> [RECORDS SHOWN]
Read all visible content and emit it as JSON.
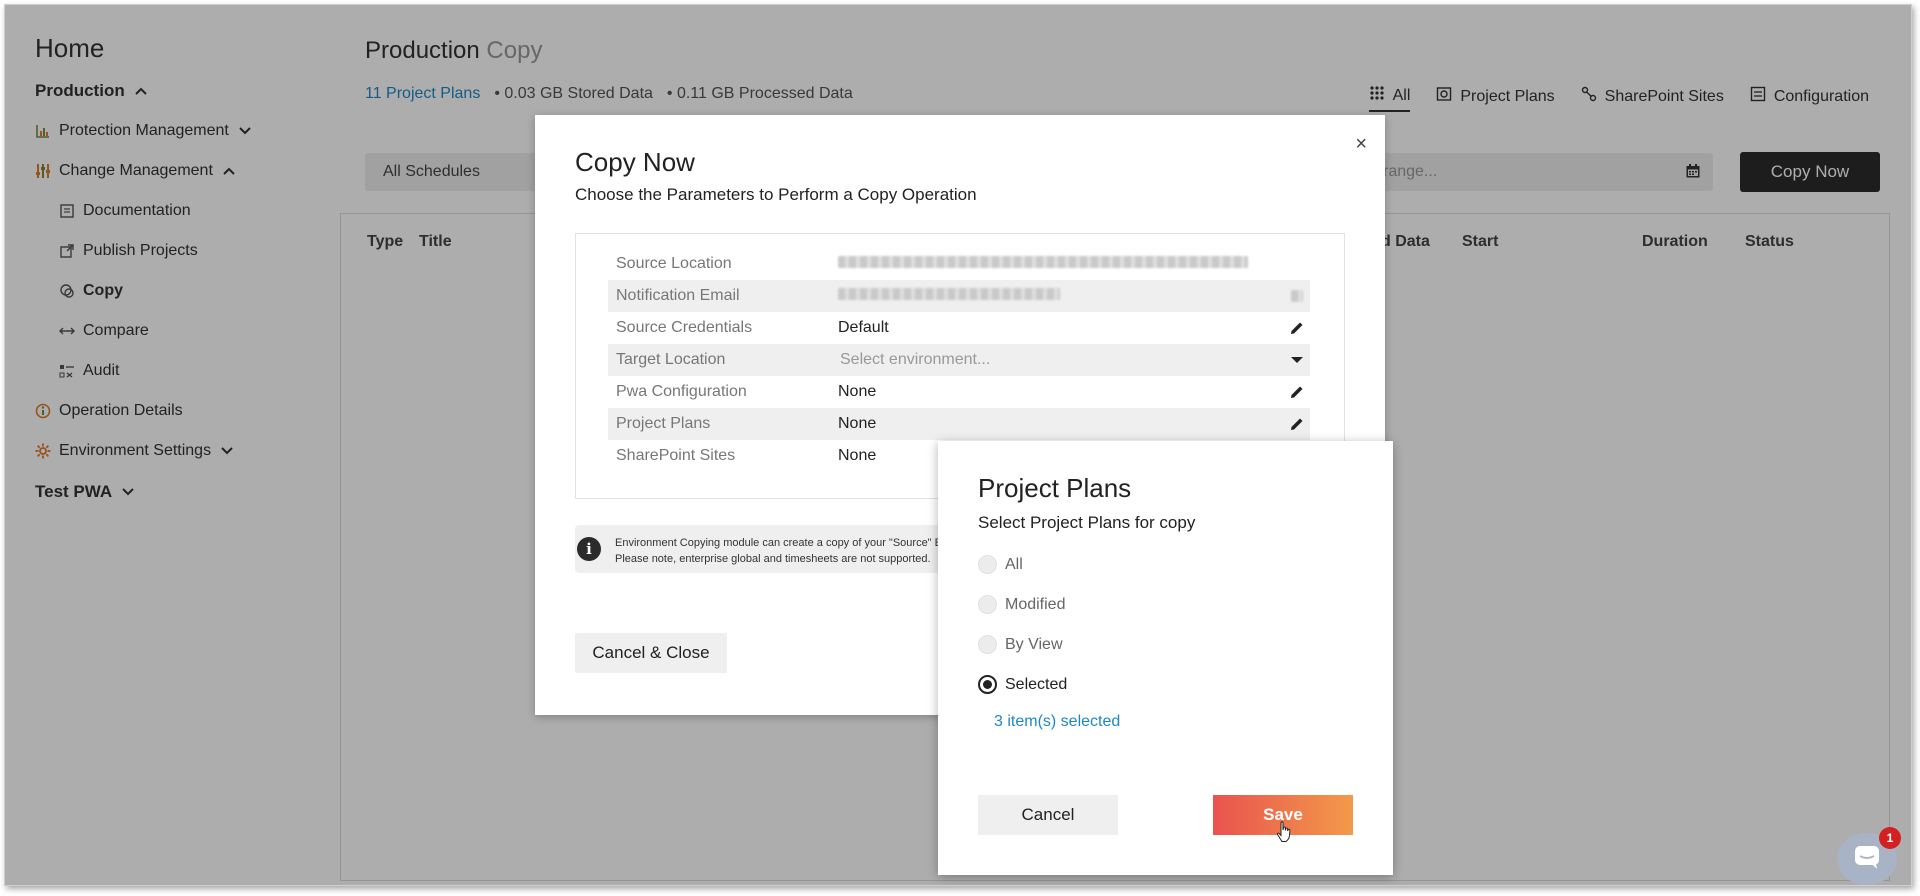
{
  "sidebar": {
    "home": "Home",
    "production": "Production",
    "items": [
      {
        "label": "Protection Management"
      },
      {
        "label": "Change Management"
      },
      {
        "label": "Documentation"
      },
      {
        "label": "Publish Projects"
      },
      {
        "label": "Copy"
      },
      {
        "label": "Compare"
      },
      {
        "label": "Audit"
      },
      {
        "label": "Operation Details"
      },
      {
        "label": "Environment Settings"
      }
    ],
    "test_pwa": "Test PWA"
  },
  "header": {
    "title": "Production",
    "title_muted": "Copy",
    "project_plans_link": "11 Project Plans",
    "stored": "• 0.03 GB Stored Data",
    "processed": "• 0.11 GB Processed Data",
    "tabs": [
      {
        "label": "All"
      },
      {
        "label": "Project Plans"
      },
      {
        "label": "SharePoint Sites"
      },
      {
        "label": "Configuration"
      }
    ]
  },
  "toolbar": {
    "schedule_filter": "All Schedules",
    "date_placeholder": "range...",
    "copy_now": "Copy Now"
  },
  "table": {
    "columns": [
      "Type",
      "Title",
      "d Data",
      "Start",
      "Duration",
      "Status"
    ]
  },
  "copy_modal": {
    "close": "×",
    "title": "Copy Now",
    "subtitle": "Choose the Parameters to Perform a Copy Operation",
    "rows": [
      {
        "label": "Source Location",
        "value": ""
      },
      {
        "label": "Notification Email",
        "value": ""
      },
      {
        "label": "Source Credentials",
        "value": "Default"
      },
      {
        "label": "Target Location",
        "value": "Select environment..."
      },
      {
        "label": "Pwa Configuration",
        "value": "None"
      },
      {
        "label": "Project Plans",
        "value": "None"
      },
      {
        "label": "SharePoint Sites",
        "value": "None"
      }
    ],
    "info_line1": "Environment Copying module can create a copy of your \"Source\" En",
    "info_line2": "Please note, enterprise global and timesheets are not supported.",
    "cancel_close": "Cancel & Close"
  },
  "project_plans_dialog": {
    "title": "Project Plans",
    "subtitle": "Select Project Plans for copy",
    "options": [
      {
        "label": "All",
        "checked": false
      },
      {
        "label": "Modified",
        "checked": false
      },
      {
        "label": "By View",
        "checked": false
      },
      {
        "label": "Selected",
        "checked": true
      }
    ],
    "selected_link": "3 item(s) selected",
    "cancel": "Cancel",
    "save": "Save"
  },
  "chat": {
    "badge": "1"
  },
  "colors": {
    "link": "#1e88c7",
    "save_gradient_start": "#e9534e",
    "save_gradient_end": "#f39a4a",
    "dark_button": "#2b2b2b",
    "badge": "#d32020"
  }
}
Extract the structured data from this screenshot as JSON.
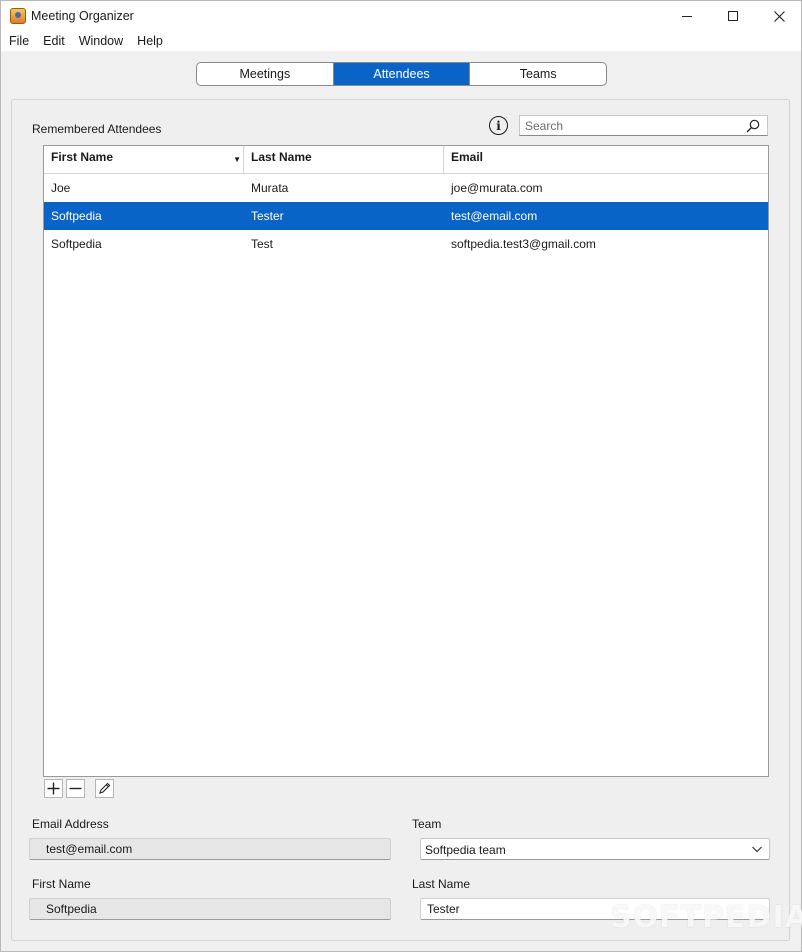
{
  "window": {
    "title": "Meeting Organizer"
  },
  "menu": [
    "File",
    "Edit",
    "Window",
    "Help"
  ],
  "tabs": [
    {
      "label": "Meetings",
      "active": false
    },
    {
      "label": "Attendees",
      "active": true
    },
    {
      "label": "Teams",
      "active": false
    }
  ],
  "attendees": {
    "section_label": "Remembered Attendees",
    "search_placeholder": "Search",
    "columns": [
      "First Name",
      "Last Name",
      "Email"
    ],
    "sort_indicator": "▼",
    "rows": [
      {
        "first": "Joe",
        "last": "Murata",
        "email": "joe@murata.com",
        "selected": false
      },
      {
        "first": "Softpedia",
        "last": "Tester",
        "email": "test@email.com",
        "selected": true
      },
      {
        "first": "Softpedia",
        "last": "Test",
        "email": "softpedia.test3@gmail.com",
        "selected": false
      }
    ]
  },
  "details": {
    "email_label": "Email Address",
    "email_value": "test@email.com",
    "team_label": "Team",
    "team_value": "Softpedia team",
    "first_label": "First Name",
    "first_value": "Softpedia",
    "last_label": "Last Name",
    "last_value": "Tester"
  },
  "watermark": "SOFTPEDIA",
  "colors": {
    "accent": "#0a64c8",
    "selection": "#0a64c8"
  }
}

> [SET TASK] Transcribe all the records above word for word, without their images.

> [FINAL RESULT]
Read all visible content and emit it as JSON.
{
  "sidebar": {
    "home": "Home",
    "production": "Production",
    "items": [
      {
        "label": "Protection Management"
      },
      {
        "label": "Change Management"
      },
      {
        "label": "Documentation"
      },
      {
        "label": "Publish Projects"
      },
      {
        "label": "Copy"
      },
      {
        "label": "Compare"
      },
      {
        "label": "Audit"
      },
      {
        "label": "Operation Details"
      },
      {
        "label": "Environment Settings"
      }
    ],
    "test_pwa": "Test PWA"
  },
  "header": {
    "title": "Production",
    "title_muted": "Copy",
    "project_plans_link": "11 Project Plans",
    "stored": "• 0.03 GB Stored Data",
    "processed": "• 0.11 GB Processed Data",
    "tabs": [
      {
        "label": "All"
      },
      {
        "label": "Project Plans"
      },
      {
        "label": "SharePoint Sites"
      },
      {
        "label": "Configuration"
      }
    ]
  },
  "toolbar": {
    "schedule_filter": "All Schedules",
    "date_placeholder": "range...",
    "copy_now": "Copy Now"
  },
  "table": {
    "columns": [
      "Type",
      "Title",
      "d Data",
      "Start",
      "Duration",
      "Status"
    ]
  },
  "copy_modal": {
    "close": "×",
    "title": "Copy Now",
    "subtitle": "Choose the Parameters to Perform a Copy Operation",
    "rows": [
      {
        "label": "Source Location",
        "value": ""
      },
      {
        "label": "Notification Email",
        "value": ""
      },
      {
        "label": "Source Credentials",
        "value": "Default"
      },
      {
        "label": "Target Location",
        "value": "Select environment..."
      },
      {
        "label": "Pwa Configuration",
        "value": "None"
      },
      {
        "label": "Project Plans",
        "value": "None"
      },
      {
        "label": "SharePoint Sites",
        "value": "None"
      }
    ],
    "info_line1": "Environment Copying module can create a copy of your \"Source\" En",
    "info_line2": "Please note, enterprise global and timesheets are not supported.",
    "cancel_close": "Cancel & Close"
  },
  "project_plans_dialog": {
    "title": "Project Plans",
    "subtitle": "Select Project Plans for copy",
    "options": [
      {
        "label": "All",
        "checked": false
      },
      {
        "label": "Modified",
        "checked": false
      },
      {
        "label": "By View",
        "checked": false
      },
      {
        "label": "Selected",
        "checked": true
      }
    ],
    "selected_link": "3 item(s) selected",
    "cancel": "Cancel",
    "save": "Save"
  },
  "chat": {
    "badge": "1"
  },
  "colors": {
    "link": "#1e88c7",
    "save_gradient_start": "#e9534e",
    "save_gradient_end": "#f39a4a",
    "dark_button": "#2b2b2b",
    "badge": "#d32020"
  }
}
Extract the structured data from this screenshot as JSON.
{
  "window": {
    "title": "Meeting Organizer"
  },
  "menu": [
    "File",
    "Edit",
    "Window",
    "Help"
  ],
  "tabs": [
    {
      "label": "Meetings",
      "active": false
    },
    {
      "label": "Attendees",
      "active": true
    },
    {
      "label": "Teams",
      "active": false
    }
  ],
  "attendees": {
    "section_label": "Remembered Attendees",
    "search_placeholder": "Search",
    "columns": [
      "First Name",
      "Last Name",
      "Email"
    ],
    "sort_indicator": "▼",
    "rows": [
      {
        "first": "Joe",
        "last": "Murata",
        "email": "joe@murata.com",
        "selected": false
      },
      {
        "first": "Softpedia",
        "last": "Tester",
        "email": "test@email.com",
        "selected": true
      },
      {
        "first": "Softpedia",
        "last": "Test",
        "email": "softpedia.test3@gmail.com",
        "selected": false
      }
    ]
  },
  "details": {
    "email_label": "Email Address",
    "email_value": "test@email.com",
    "team_label": "Team",
    "team_value": "Softpedia team",
    "first_label": "First Name",
    "first_value": "Softpedia",
    "last_label": "Last Name",
    "last_value": "Tester"
  },
  "watermark": "SOFTPEDIA",
  "colors": {
    "accent": "#0a64c8",
    "selection": "#0a64c8"
  }
}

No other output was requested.